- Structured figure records
• • • • • • •
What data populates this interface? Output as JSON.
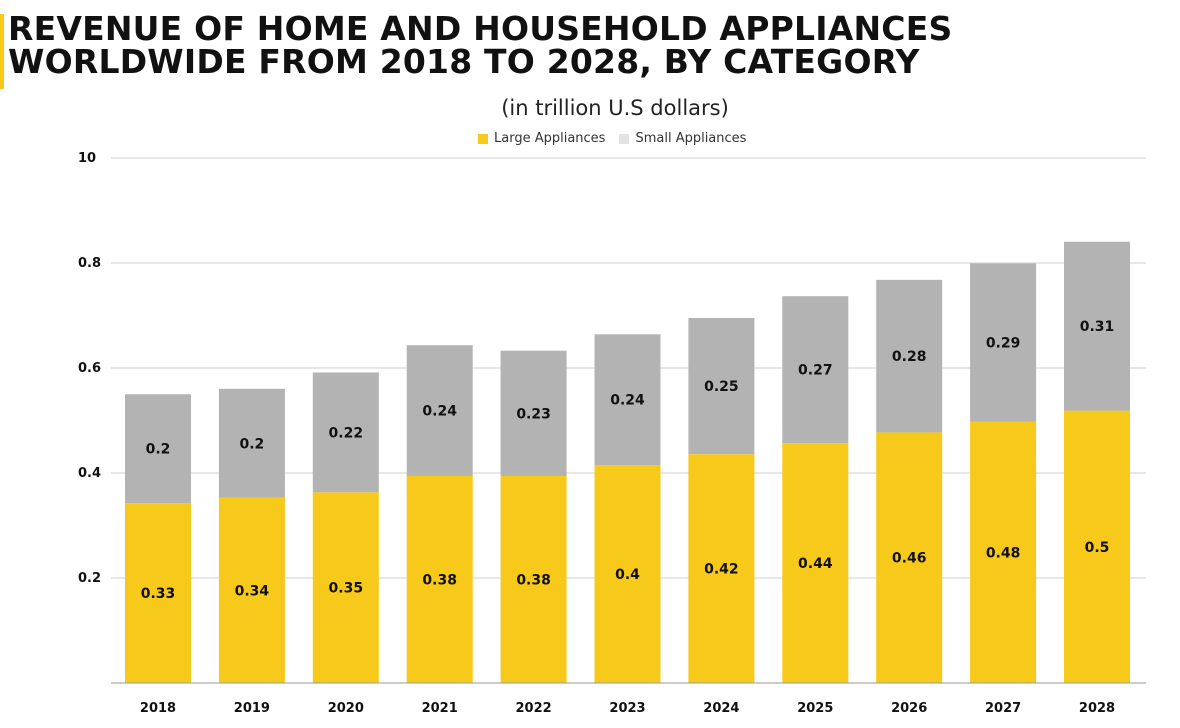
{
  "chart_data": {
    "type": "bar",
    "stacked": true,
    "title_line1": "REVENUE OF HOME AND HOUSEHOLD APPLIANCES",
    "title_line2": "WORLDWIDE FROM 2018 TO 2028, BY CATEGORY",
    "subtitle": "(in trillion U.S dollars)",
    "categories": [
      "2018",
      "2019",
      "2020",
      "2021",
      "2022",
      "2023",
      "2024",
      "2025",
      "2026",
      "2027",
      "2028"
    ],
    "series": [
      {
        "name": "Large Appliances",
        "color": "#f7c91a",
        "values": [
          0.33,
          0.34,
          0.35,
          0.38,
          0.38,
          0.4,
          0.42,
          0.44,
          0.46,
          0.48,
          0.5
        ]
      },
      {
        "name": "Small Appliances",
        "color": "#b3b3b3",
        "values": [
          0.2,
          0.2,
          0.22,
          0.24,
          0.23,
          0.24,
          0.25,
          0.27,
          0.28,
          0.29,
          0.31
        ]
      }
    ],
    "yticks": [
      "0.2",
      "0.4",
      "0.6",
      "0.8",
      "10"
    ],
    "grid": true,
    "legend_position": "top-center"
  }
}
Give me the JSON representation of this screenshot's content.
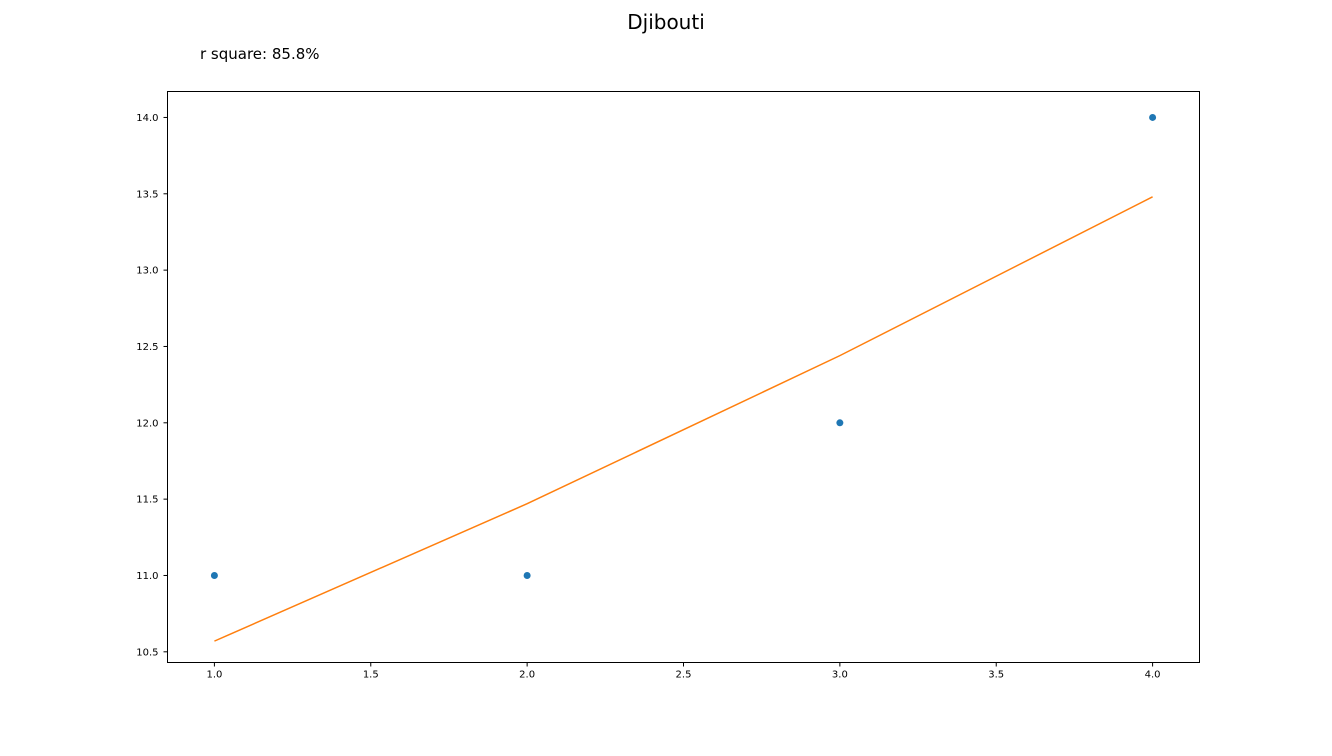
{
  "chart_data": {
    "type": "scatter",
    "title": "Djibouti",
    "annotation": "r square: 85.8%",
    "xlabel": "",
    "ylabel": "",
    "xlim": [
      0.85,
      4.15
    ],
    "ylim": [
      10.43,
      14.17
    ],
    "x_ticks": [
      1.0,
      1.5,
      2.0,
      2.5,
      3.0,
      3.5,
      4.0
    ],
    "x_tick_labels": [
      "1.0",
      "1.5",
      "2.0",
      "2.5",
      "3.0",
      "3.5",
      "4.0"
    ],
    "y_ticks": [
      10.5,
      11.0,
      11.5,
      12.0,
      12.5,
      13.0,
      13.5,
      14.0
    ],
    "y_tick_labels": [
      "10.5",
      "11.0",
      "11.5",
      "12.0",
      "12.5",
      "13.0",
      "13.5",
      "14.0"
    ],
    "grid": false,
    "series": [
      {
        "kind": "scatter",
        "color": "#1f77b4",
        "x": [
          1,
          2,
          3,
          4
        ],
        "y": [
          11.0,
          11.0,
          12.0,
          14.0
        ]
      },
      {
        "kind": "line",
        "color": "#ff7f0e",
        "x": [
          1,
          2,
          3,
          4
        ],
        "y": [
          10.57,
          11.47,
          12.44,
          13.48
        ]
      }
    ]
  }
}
• • • • • • •
- The task
Locate all lines in the listing above with the word "this". Copy them.

- Final answer
What data populates this interface? Output as JSON.
Give me the JSON representation of this screenshot's content.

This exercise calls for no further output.